Some records:
☆ ☆ ☆ ☆
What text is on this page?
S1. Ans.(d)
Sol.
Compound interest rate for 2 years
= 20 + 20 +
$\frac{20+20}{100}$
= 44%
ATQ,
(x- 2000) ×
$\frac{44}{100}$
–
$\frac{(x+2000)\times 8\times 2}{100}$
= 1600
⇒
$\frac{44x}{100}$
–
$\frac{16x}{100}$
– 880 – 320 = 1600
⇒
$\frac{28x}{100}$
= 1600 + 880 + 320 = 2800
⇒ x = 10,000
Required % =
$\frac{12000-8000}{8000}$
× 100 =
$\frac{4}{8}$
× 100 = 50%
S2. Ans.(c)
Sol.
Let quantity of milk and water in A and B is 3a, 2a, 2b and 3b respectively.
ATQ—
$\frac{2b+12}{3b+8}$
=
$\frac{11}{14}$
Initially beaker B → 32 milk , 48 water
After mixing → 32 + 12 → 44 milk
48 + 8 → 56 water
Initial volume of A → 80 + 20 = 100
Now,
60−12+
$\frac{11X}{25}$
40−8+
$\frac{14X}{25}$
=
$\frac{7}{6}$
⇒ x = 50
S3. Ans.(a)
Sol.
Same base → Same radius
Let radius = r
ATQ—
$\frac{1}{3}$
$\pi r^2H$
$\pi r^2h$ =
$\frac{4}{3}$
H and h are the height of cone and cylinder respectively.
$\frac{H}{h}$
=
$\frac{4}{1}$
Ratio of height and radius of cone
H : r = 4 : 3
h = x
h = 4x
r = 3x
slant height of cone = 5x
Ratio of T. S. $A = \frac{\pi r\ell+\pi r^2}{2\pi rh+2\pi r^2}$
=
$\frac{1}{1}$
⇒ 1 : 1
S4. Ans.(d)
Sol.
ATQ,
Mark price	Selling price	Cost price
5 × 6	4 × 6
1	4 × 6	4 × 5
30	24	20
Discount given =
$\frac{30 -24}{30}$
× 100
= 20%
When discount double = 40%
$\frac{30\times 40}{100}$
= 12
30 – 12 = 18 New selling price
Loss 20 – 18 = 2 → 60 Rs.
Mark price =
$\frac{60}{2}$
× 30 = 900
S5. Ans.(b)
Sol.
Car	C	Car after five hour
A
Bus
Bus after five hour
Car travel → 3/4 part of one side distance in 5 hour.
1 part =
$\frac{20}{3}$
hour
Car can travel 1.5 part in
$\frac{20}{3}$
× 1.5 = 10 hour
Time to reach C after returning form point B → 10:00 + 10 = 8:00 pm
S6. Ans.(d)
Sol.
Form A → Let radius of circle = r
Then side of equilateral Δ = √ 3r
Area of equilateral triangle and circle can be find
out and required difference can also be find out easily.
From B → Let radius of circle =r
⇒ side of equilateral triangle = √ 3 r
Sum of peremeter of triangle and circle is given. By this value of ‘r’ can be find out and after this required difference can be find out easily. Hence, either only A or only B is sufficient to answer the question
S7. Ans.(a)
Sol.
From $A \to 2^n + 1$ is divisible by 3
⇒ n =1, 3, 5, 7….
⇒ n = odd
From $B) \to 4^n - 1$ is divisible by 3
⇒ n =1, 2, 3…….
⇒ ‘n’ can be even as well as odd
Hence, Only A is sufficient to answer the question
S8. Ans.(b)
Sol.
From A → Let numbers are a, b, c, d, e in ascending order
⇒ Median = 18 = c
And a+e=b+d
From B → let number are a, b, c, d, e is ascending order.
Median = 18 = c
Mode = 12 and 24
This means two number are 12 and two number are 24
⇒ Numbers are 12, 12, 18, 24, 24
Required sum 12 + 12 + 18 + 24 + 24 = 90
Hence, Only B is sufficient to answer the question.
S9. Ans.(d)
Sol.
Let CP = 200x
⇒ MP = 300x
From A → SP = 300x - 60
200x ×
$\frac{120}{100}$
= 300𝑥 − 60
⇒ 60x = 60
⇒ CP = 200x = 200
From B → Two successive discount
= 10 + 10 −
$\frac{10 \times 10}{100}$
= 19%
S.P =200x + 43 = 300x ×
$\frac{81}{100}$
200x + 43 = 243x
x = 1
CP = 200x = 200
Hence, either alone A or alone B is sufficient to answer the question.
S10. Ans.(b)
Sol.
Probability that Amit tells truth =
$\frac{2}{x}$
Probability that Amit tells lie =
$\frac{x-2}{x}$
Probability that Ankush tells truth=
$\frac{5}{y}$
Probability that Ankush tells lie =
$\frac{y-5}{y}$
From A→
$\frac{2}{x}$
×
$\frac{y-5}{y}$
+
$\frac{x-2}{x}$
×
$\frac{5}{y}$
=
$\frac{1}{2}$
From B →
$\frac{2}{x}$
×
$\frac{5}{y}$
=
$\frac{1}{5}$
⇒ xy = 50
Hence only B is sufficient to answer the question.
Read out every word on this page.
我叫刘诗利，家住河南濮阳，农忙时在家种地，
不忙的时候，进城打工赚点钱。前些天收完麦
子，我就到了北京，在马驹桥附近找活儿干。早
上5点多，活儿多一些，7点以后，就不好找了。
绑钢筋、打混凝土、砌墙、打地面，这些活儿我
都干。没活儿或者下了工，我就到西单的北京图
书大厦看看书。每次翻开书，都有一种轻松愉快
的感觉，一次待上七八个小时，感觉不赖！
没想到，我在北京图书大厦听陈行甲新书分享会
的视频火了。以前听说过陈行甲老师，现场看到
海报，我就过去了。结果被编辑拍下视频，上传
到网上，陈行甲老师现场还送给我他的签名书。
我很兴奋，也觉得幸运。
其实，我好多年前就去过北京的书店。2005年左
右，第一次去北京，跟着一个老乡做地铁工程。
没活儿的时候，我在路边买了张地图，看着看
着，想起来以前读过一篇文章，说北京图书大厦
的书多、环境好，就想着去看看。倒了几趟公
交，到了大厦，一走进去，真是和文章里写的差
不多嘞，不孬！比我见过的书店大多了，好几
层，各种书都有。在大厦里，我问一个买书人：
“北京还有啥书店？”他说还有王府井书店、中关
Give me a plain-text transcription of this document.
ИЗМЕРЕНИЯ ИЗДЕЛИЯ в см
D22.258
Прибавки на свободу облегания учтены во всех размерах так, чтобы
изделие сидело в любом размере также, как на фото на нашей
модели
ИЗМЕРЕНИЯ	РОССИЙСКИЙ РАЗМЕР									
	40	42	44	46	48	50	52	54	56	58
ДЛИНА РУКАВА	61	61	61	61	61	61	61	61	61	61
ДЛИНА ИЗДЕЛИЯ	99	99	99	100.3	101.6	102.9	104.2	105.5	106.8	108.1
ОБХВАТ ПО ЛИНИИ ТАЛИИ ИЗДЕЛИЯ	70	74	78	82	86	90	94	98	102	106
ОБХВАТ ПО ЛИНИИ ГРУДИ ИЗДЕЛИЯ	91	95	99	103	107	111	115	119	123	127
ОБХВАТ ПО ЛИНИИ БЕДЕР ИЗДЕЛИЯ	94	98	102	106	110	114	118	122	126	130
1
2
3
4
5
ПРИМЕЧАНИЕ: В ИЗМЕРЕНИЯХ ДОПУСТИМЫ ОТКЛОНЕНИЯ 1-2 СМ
☆ ☆ ☆ ☆
→ **Task brief**:
Pick out the lines that contain "ДЛИНА" and copy them.

→ **Response**:
ДЛИНА РУКАВА	61	61	61	61	61	61	61	61	61	61
ДЛИНА ИЗДЕЛИЯ	99	99	99	100.3	101.6	102.9	104.2	105.5	106.8	108.1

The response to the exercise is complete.